* Begin Stored records *
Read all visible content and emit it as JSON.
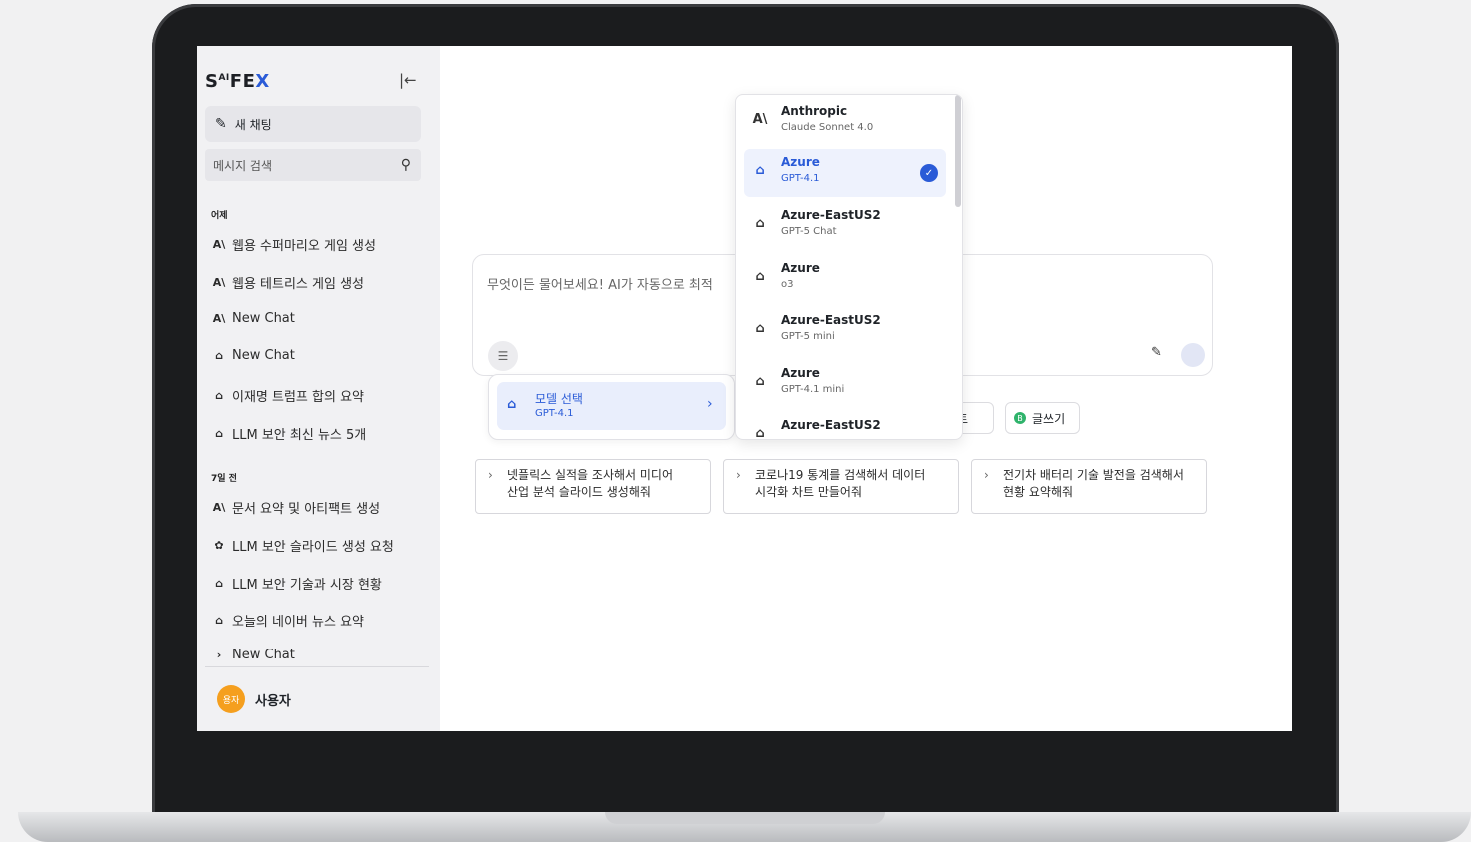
{
  "sidebar": {
    "logo": {
      "main": "S",
      "sup": "AI",
      "rest": "FE",
      "x": "X"
    },
    "collapse_icon": "|←",
    "new_chat_label": "새 채팅",
    "search_placeholder": "메시지 검색",
    "sections": [
      {
        "label": "어제",
        "items": [
          {
            "icon": "anthropic-icon",
            "label": "웹용 수퍼마리오 게임 생성"
          },
          {
            "icon": "anthropic-icon",
            "label": "웹용 테트리스 게임 생성"
          },
          {
            "icon": "anthropic-icon",
            "label": "New Chat"
          },
          {
            "icon": "bot-icon",
            "label": "New Chat"
          },
          {
            "icon": "bot-icon",
            "label": "이재명 트럼프 합의 요약"
          },
          {
            "icon": "bot-icon",
            "label": "LLM 보안 최신 뉴스 5개"
          }
        ]
      },
      {
        "label": "7일 전",
        "items": [
          {
            "icon": "anthropic-icon",
            "label": "문서 요약 및 아티팩트 생성"
          },
          {
            "icon": "openai-icon",
            "label": "LLM 보안 슬라이드 생성 요청"
          },
          {
            "icon": "bot-icon",
            "label": "LLM 보안 기술과 시장 현황"
          },
          {
            "icon": "bot-icon",
            "label": "오늘의 네이버 뉴스 요약"
          },
          {
            "icon": "chevron-right-icon",
            "label": "New Chat"
          }
        ]
      }
    ],
    "user": {
      "avatar": "용자",
      "name": "사용자"
    }
  },
  "composer": {
    "placeholder": "무엇이든 물어보세요! AI가 자동으로 최적"
  },
  "model_selector": {
    "title": "모델 선택",
    "selected": "GPT-4.1"
  },
  "chips": [
    {
      "label": "팩트"
    },
    {
      "label": "글쓰기",
      "icon_letter": "B"
    }
  ],
  "suggestions": [
    {
      "line1": "넷플릭스 실적을 조사해서 미디어",
      "line2": "산업 분석 슬라이드 생성해줘"
    },
    {
      "line1": "코로나19 통계를 검색해서 데이터",
      "line2": "시각화 차트 만들어줘"
    },
    {
      "line1": "전기차 배터리 기술 발전을 검색해서",
      "line2": "현황 요약해줘"
    }
  ],
  "model_dropdown": [
    {
      "provider": "Anthropic",
      "model": "Claude Sonnet 4.0",
      "icon": "anthropic-icon",
      "selected": false
    },
    {
      "provider": "Azure",
      "model": "GPT-4.1",
      "icon": "bot-icon",
      "selected": true
    },
    {
      "provider": "Azure-EastUS2",
      "model": "GPT-5 Chat",
      "icon": "bot-icon",
      "selected": false
    },
    {
      "provider": "Azure",
      "model": "o3",
      "icon": "bot-icon",
      "selected": false
    },
    {
      "provider": "Azure-EastUS2",
      "model": "GPT-5 mini",
      "icon": "bot-icon",
      "selected": false
    },
    {
      "provider": "Azure",
      "model": "GPT-4.1 mini",
      "icon": "bot-icon",
      "selected": false
    },
    {
      "provider": "Azure-EastUS2",
      "model": "",
      "icon": "bot-icon",
      "selected": false
    }
  ],
  "colors": {
    "accent": "#2a5bd7",
    "avatar": "#f59f1e",
    "chip_icon": "#2fb36b"
  }
}
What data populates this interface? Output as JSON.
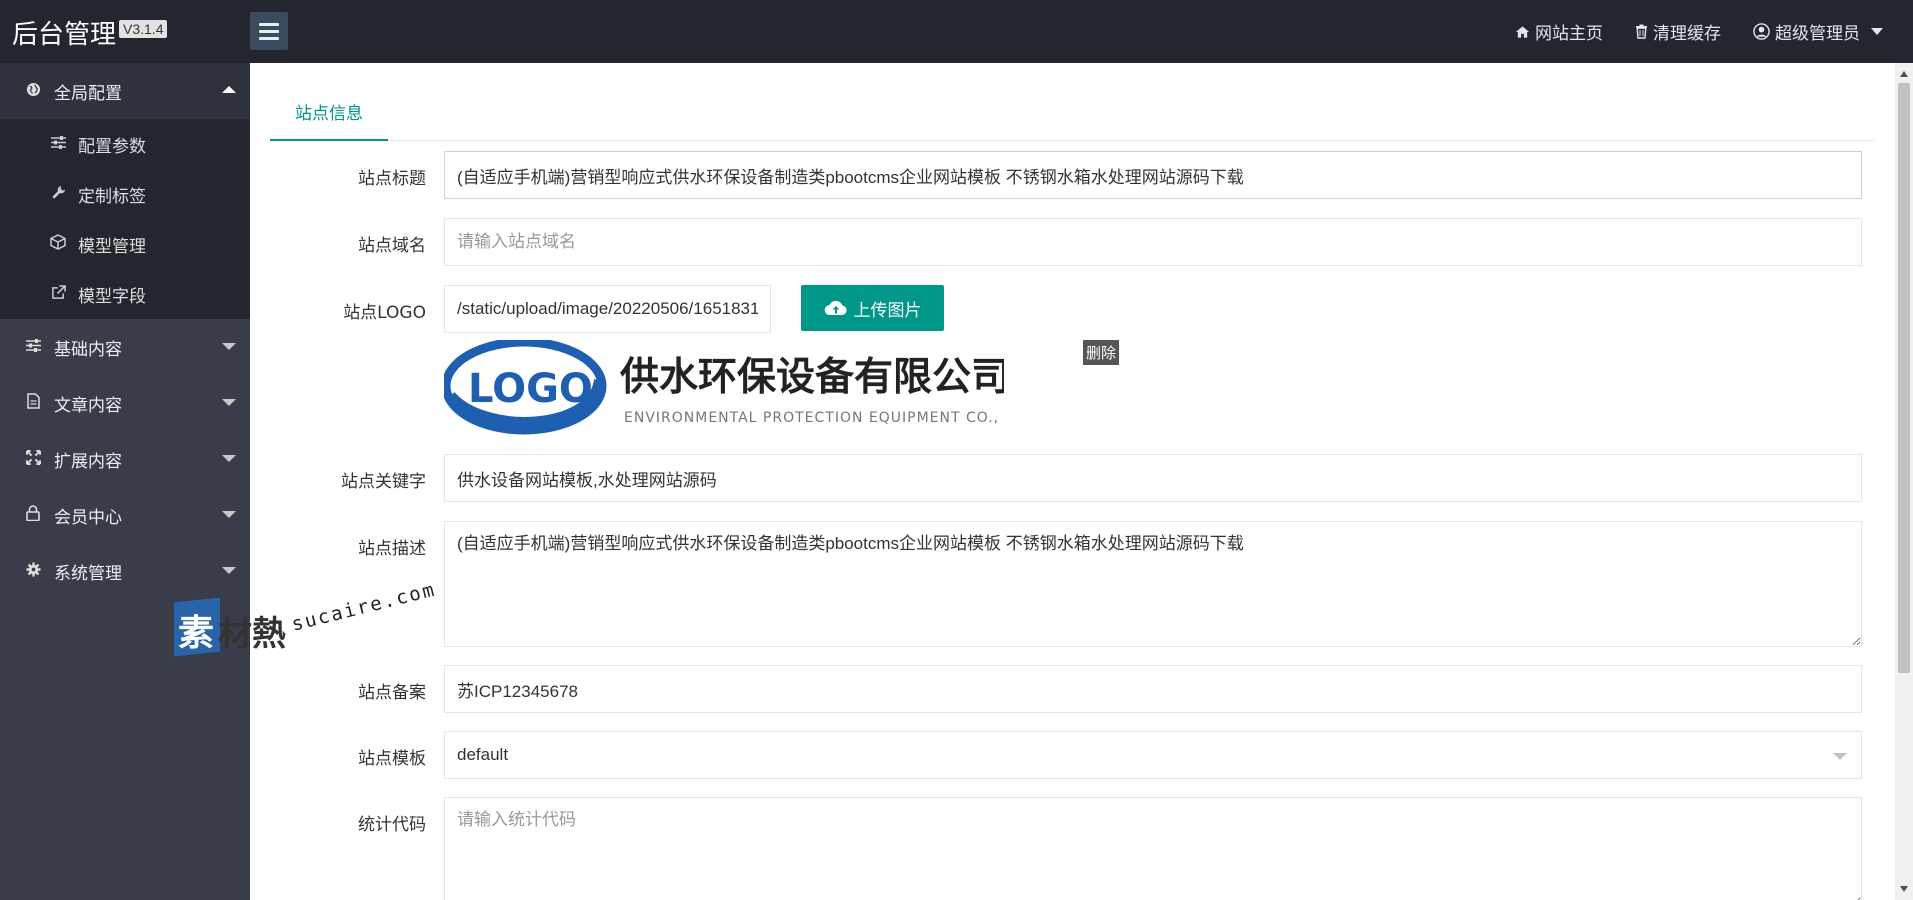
{
  "header": {
    "brand": "后台管理",
    "version": "V3.1.4",
    "links": {
      "home": "网站主页",
      "clear_cache": "清理缓存",
      "user": "超级管理员"
    }
  },
  "sidebar": {
    "global_config": {
      "label": "全局配置",
      "items": [
        "配置参数",
        "定制标签",
        "模型管理",
        "模型字段"
      ]
    },
    "groups": [
      "基础内容",
      "文章内容",
      "扩展内容",
      "会员中心",
      "系统管理"
    ]
  },
  "watermark": {
    "char1": "素",
    "char2": "材熱",
    "domain": "sucaire.com"
  },
  "tabs": {
    "active": "站点信息"
  },
  "form": {
    "title": {
      "label": "站点标题",
      "value": "(自适应手机端)营销型响应式供水环保设备制造类pbootcms企业网站模板 不锈钢水箱水处理网站源码下载"
    },
    "domain": {
      "label": "站点域名",
      "placeholder": "请输入站点域名"
    },
    "logo": {
      "label": "站点LOGO",
      "value": "/static/upload/image/20220506/1651831",
      "upload_label": "上传图片",
      "delete_label": "删除",
      "preview": {
        "mark": "LOGO",
        "company": "供水环保设备有限公司",
        "company_en": "ENVIRONMENTAL PROTECTION EQUIPMENT CO., LTD."
      }
    },
    "keywords": {
      "label": "站点关键字",
      "value": "供水设备网站模板,水处理网站源码"
    },
    "description": {
      "label": "站点描述",
      "value": "(自适应手机端)营销型响应式供水环保设备制造类pbootcms企业网站模板 不锈钢水箱水处理网站源码下载"
    },
    "icp": {
      "label": "站点备案",
      "value": "苏ICP12345678"
    },
    "template": {
      "label": "站点模板",
      "value": "default"
    },
    "stats": {
      "label": "统计代码",
      "placeholder": "请输入统计代码"
    }
  },
  "colors": {
    "topbar": "#23262e",
    "sidebar": "#393d49",
    "accent": "#009688",
    "logo_blue": "#1f5fb0",
    "logo_red": "#e0322b"
  },
  "icons": {
    "home": "home-icon",
    "trash": "trash-icon",
    "user": "user-circle-icon",
    "globe": "globe-icon",
    "sliders": "sliders-icon",
    "wrench": "wrench-icon",
    "cube": "cube-icon",
    "external": "external-link-icon",
    "file": "file-icon",
    "expand": "expand-icon",
    "lock": "lock-icon",
    "gear": "gear-icon",
    "cloud_upload": "cloud-upload-icon"
  }
}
* End Stored records *
**Given exercise**
Across the records, count the lines holding the string "user". Give the number and stop.

**Written response**
3